TEXTO PARA ANÁLISE →
......

Trump diz que espaço aéreo da Venezuela deve ser considerado fechado
(OHF) — O presidente dos Estados Unidos, Donald Trump, afirmou na manhã deste sábado, 29, que o espaço aéreo da Venezuela deve ser considerado fechado.
A mensagem, publicada em seu perfil na Truth Social, foi dirigida a companhias aéreas, pilotos e a criminosos.
“A todas as companhias aéreas, pilotos, traficantes de drogas e traficantes de pessoas, por favor, considerem o espaço aéreo acima e ao redor da Venezuela como totalmente fechado”, escreveu Trump.
O alerta ocorre em meio à escalada militar conduzida por Washington no Caribe desde agosto, no âmbito da operação que a Casa Branca descreve como parte dos esforços para desmantelar cartéis de drogas latino-americanos.
A publicação coincide com o aumento das demonstrações de força dos militares dos EUA na região.
Desde que o governo Trump autorizou ataques contra embarcações alegadamente suspeitas de tráfico, o Departamento de Defesa americano intensificou a divulgação de imagens e vídeos de exercícios militares no Caribe.
Entre agosto e novembro, o volume de publicações quadruplicou, incluindo registros de pousos anfíbios, treinos de tiro em área de selva, bombardeios no mar e operações com caças F-35.
A presença militar enviada para a região inclui o porta-aviões USS Gerald R. Ford, destróieres, navios anfíbios, helicópteros, aeronaves de reconhecimento e ao menos um submarino nuclear.
Segundo estimativas do Centro de Estudos Estratégicos e Internacionais, cerca de 13 mil militares americanos estão mobilizados ao redor da Venezuela. A operação, no entanto, é controversa.
A pressão aumentou após revelações sobre a primeira ofensiva dos EUA contra um barco suspeito no Caribe. De acordo com reportagem do The Washington Post, o secretário de Defesa, Pete Hegseth, teria orientado a equipe de operações especiais a não deixar sobreviventes durante o ataque realizado em setembro.
As informações motivaram questionamentos de parlamentares democratas, que mencionaram possíveis violações do direito internacional. O Pentágono classificou a matéria como “completamente falsa”.

......

TRECHOS DOS REGISTROS →
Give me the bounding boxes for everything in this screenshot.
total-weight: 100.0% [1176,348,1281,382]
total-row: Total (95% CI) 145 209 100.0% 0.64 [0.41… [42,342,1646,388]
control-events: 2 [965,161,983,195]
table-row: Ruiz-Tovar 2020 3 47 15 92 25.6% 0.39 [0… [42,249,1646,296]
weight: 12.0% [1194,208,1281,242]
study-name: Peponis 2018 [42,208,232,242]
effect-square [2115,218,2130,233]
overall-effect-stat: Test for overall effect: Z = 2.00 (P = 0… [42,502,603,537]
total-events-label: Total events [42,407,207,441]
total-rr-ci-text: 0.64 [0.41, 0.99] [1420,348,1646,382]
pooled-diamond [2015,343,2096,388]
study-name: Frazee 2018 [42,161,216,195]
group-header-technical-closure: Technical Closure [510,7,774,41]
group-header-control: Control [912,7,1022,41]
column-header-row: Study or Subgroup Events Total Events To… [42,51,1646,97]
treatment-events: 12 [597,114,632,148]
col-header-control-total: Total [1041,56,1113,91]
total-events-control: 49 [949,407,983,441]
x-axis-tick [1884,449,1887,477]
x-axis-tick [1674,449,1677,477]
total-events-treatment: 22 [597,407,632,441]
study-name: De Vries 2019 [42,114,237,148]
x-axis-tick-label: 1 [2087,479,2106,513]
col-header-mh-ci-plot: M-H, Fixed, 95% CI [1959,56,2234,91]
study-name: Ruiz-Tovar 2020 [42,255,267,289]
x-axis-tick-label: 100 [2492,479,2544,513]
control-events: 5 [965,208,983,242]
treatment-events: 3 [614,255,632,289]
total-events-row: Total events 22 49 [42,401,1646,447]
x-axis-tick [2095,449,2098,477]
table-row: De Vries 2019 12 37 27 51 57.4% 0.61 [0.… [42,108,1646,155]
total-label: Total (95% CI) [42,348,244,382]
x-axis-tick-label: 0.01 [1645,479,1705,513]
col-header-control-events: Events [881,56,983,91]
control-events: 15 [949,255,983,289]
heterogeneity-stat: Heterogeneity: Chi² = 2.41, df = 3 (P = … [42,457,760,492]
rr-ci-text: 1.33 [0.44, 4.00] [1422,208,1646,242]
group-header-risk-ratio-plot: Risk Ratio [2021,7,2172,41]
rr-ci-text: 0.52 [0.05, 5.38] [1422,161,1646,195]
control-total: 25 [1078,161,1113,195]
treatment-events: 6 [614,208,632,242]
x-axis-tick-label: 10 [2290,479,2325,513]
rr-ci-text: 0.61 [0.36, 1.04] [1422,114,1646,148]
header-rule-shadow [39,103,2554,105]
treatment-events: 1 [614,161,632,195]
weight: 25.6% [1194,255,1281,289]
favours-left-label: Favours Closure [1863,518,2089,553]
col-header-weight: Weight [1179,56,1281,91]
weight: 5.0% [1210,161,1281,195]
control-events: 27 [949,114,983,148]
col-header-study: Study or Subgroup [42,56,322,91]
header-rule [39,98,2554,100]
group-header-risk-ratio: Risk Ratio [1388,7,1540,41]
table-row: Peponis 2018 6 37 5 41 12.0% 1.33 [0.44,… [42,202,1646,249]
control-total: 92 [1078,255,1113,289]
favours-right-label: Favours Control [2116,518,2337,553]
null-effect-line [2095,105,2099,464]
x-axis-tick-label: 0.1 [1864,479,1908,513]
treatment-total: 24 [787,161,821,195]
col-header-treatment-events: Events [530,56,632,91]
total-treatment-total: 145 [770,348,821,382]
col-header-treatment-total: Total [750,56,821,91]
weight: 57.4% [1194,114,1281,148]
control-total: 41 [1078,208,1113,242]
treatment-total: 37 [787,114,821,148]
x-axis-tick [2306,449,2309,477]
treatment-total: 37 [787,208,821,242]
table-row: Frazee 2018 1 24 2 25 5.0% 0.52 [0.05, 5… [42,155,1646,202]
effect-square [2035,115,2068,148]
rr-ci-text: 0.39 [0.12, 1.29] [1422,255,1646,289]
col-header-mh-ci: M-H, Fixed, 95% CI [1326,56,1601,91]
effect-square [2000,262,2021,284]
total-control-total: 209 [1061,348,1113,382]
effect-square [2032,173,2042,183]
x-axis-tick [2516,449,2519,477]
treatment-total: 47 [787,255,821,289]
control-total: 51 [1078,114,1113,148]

......

PROBLEMAS A RESOLVER →
- a) No trecho da notícia sobre o espaço aéreo da Venezuela que começa com as palavras "A publicação coincide" e termina com "entanto, é controversa.", troque "submarino nuclear" por "submarino de ataque" e reproduza o trecho completo.
- b) De acordo com a notícia sobre o espaço aéreo da Venezuela, quantos militares americanos estão mobilizados ao redor do país, segundo estimativas do Centro de Estudos Estratégicos e Internacionais?
- c) Prolongue a notícia sobre o espaço aéreo da Venezuela a partir do ponto em que ela termina.
Os registros não têm relação com a notícia.

RESPOSTAS POR TAREFA →
- a)
A publicação coincide com o aumento das demonstrações de força dos militares dos EUA na região.
Desde que o governo Trump autorizou ataques contra embarcações alegadamente suspeitas de tráfico, o Departamento de Defesa americano intensificou a divulgação de imagens e vídeos de exercícios militares no Caribe.
Entre agosto e novembro, o volume de publicações quadruplicou, incluindo registros de pousos anfíbios, treinos de tiro em área de selva, bombardeios no mar e operações com caças F-35.
A presença militar enviada para a região inclui o porta-aviões USS Gerald R. Ford, destróieres, navios anfíbios, helicópteros, aeronaves de reconhecimento e ao menos um submarino de ataque.
Segundo estimativas do Centro de Estudos Estratégicos e Internacionais, cerca de 13 mil militares americanos estão mobilizados ao redor da Venezuela. A operação, no entanto, é controversa.

- b) Cerca de 13 mil militares americanos.

- c)
Trump mantém o discurso de que os EUA enfrentam um “conflito armado” contra cartéis e afirma que cada embarcação interceptada transporta drogas suficientes para matar milhares de americanos.
Em mensagem enviada às tropas durante o feriado de Ação de Graças, o presidente afirmou que o contrabando marítimo teria caído 85%, além de declarar que as ações por terra devem começar “muito em breve”, sem esclarecer se operações militares ocorreriam dentro do território venezuelano.
Na semana passada, o órgão regulador da aviação dos EUA emitiu um alerta às principais companhias aéreas sobre uma “situação potencialmente perigosa” ao sobrevoar a Venezuela, citando a “situação de segurança cada vez pior” e o aumento da atividade militar no país e em seus arredores.
Em resposta, a Venezuela revogou os direitos de operação de seis grandes companhias internacionais que haviam suspendido voos após o aviso da Administração Federal de Aviação dos EUA (FAA), incluindo a brasileira GOL.
A escalada militar já provocou reações do regime do ditador Nicolás Maduro, que acusa Washington de buscar um pretexto para justificar uma intervenção. Os EUA, por sua vez, têm alternado pressão militar e tentativas de negociação.
Reportagens recentes apontam que Maduro procurou representantes americanos com propostas envolvendo exploração de recursos e até uma possível saída negociada, mas Trump teria rejeitado as ofertas.